# Set problem:
Pictures aside, write out every record exactly as it appears.

# Raw data:
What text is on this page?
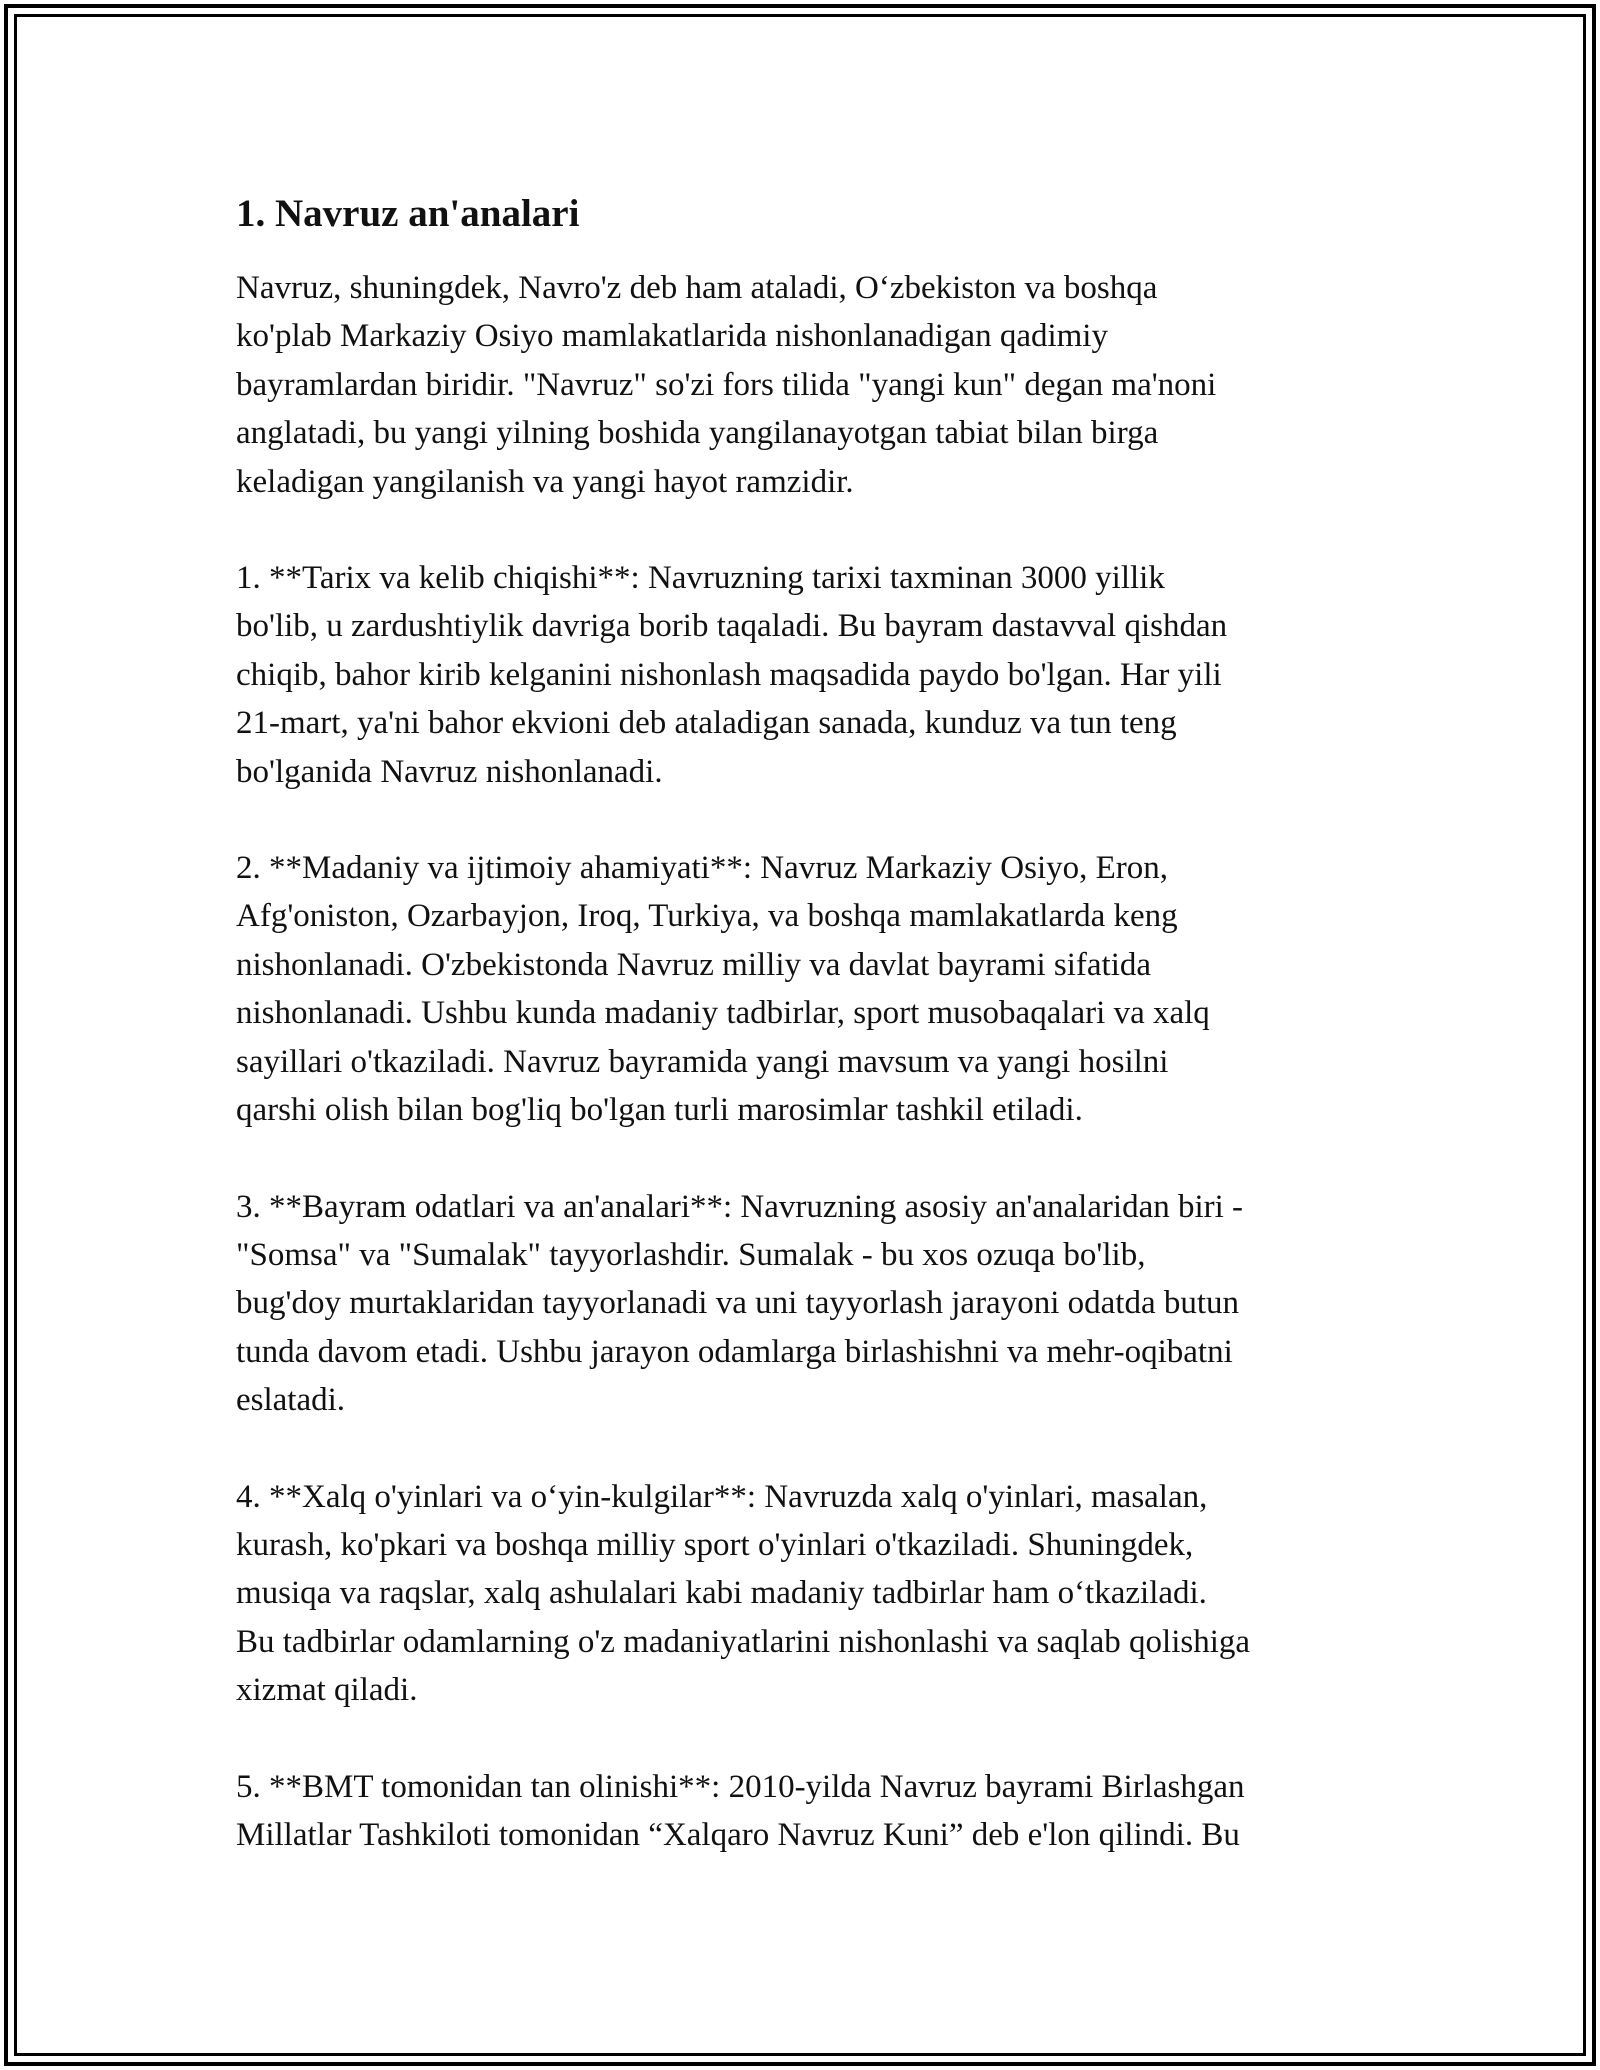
1. Navruz an'analari

Navruz, shuningdek, Navro'z deb ham ataladi, O‘zbekiston va boshqa
ko'plab Markaziy Osiyo mamlakatlarida nishonlanadigan qadimiy
bayramlardan biridir. "Navruz" so'zi fors tilida "yangi kun" degan ma'noni
anglatadi, bu yangi yilning boshida yangilanayotgan tabiat bilan birga
keladigan yangilanish va yangi hayot ramzidir.

1. **Tarix va kelib chiqishi**: Navruzning tarixi taxminan 3000 yillik
bo'lib, u zardushtiylik davriga borib taqaladi. Bu bayram dastavval qishdan
chiqib, bahor kirib kelganini nishonlash maqsadida paydo bo'lgan. Har yili
21-mart, ya'ni bahor ekvioni deb ataladigan sanada, kunduz va tun teng
bo'lganida Navruz nishonlanadi.

2. **Madaniy va ijtimoiy ahamiyati**: Navruz Markaziy Osiyo, Eron,
Afg'oniston, Ozarbayjon, Iroq, Turkiya, va boshqa mamlakatlarda keng
nishonlanadi. O'zbekistonda Navruz milliy va davlat bayrami sifatida
nishonlanadi. Ushbu kunda madaniy tadbirlar, sport musobaqalari va xalq
sayillari o'tkaziladi. Navruz bayramida yangi mavsum va yangi hosilni
qarshi olish bilan bog'liq bo'lgan turli marosimlar tashkil etiladi.

3. **Bayram odatlari va an'analari**: Navruzning asosiy an'analaridan biri -
"Somsa" va "Sumalak" tayyorlashdir. Sumalak - bu xos ozuqa bo'lib,
bug'doy murtaklaridan tayyorlanadi va uni tayyorlash jarayoni odatda butun
tunda davom etadi. Ushbu jarayon odamlarga birlashishni va mehr-oqibatni
eslatadi.

4. **Xalq o'yinlari va o‘yin-kulgilar**: Navruzda xalq o'yinlari, masalan,
kurash, ko'pkari va boshqa milliy sport o'yinlari o'tkaziladi. Shuningdek,
musiqa va raqslar, xalq ashulalari kabi madaniy tadbirlar ham o‘tkaziladi.
Bu tadbirlar odamlarning o'z madaniyatlarini nishonlashi va saqlab qolishiga
xizmat qiladi.

5. **BMT tomonidan tan olinishi**: 2010-yilda Navruz bayrami Birlashgan
Millatlar Tashkiloti tomonidan “Xalqaro Navruz Kuni” deb e'lon qilindi. Bu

# Result for this task:
What text is on this page?
1. Navruz an'analari

Navruz, shuningdek, Navro'z deb ham ataladi, O‘zbekiston va boshqa
ko'plab Markaziy Osiyo mamlakatlarida nishonlanadigan qadimiy
bayramlardan biridir. "Navruz" so'zi fors tilida "yangi kun" degan ma'noni
anglatadi, bu yangi yilning boshida yangilanayotgan tabiat bilan birga
keladigan yangilanish va yangi hayot ramzidir.

1. **Tarix va kelib chiqishi**: Navruzning tarixi taxminan 3000 yillik
bo'lib, u zardushtiylik davriga borib taqaladi. Bu bayram dastavval qishdan
chiqib, bahor kirib kelganini nishonlash maqsadida paydo bo'lgan. Har yili
21-mart, ya'ni bahor ekvioni deb ataladigan sanada, kunduz va tun teng
bo'lganida Navruz nishonlanadi.

2. **Madaniy va ijtimoiy ahamiyati**: Navruz Markaziy Osiyo, Eron,
Afg'oniston, Ozarbayjon, Iroq, Turkiya, va boshqa mamlakatlarda keng
nishonlanadi. O'zbekistonda Navruz milliy va davlat bayrami sifatida
nishonlanadi. Ushbu kunda madaniy tadbirlar, sport musobaqalari va xalq
sayillari o'tkaziladi. Navruz bayramida yangi mavsum va yangi hosilni
qarshi olish bilan bog'liq bo'lgan turli marosimlar tashkil etiladi.

3. **Bayram odatlari va an'analari**: Navruzning asosiy an'analaridan biri -
"Somsa" va "Sumalak" tayyorlashdir. Sumalak - bu xos ozuqa bo'lib,
bug'doy murtaklaridan tayyorlanadi va uni tayyorlash jarayoni odatda butun
tunda davom etadi. Ushbu jarayon odamlarga birlashishni va mehr-oqibatni
eslatadi.

4. **Xalq o'yinlari va o‘yin-kulgilar**: Navruzda xalq o'yinlari, masalan,
kurash, ko'pkari va boshqa milliy sport o'yinlari o'tkaziladi. Shuningdek,
musiqa va raqslar, xalq ashulalari kabi madaniy tadbirlar ham o‘tkaziladi.
Bu tadbirlar odamlarning o'z madaniyatlarini nishonlashi va saqlab qolishiga
xizmat qiladi.

5. **BMT tomonidan tan olinishi**: 2010-yilda Navruz bayrami Birlashgan
Millatlar Tashkiloti tomonidan “Xalqaro Navruz Kuni” deb e'lon qilindi. Bu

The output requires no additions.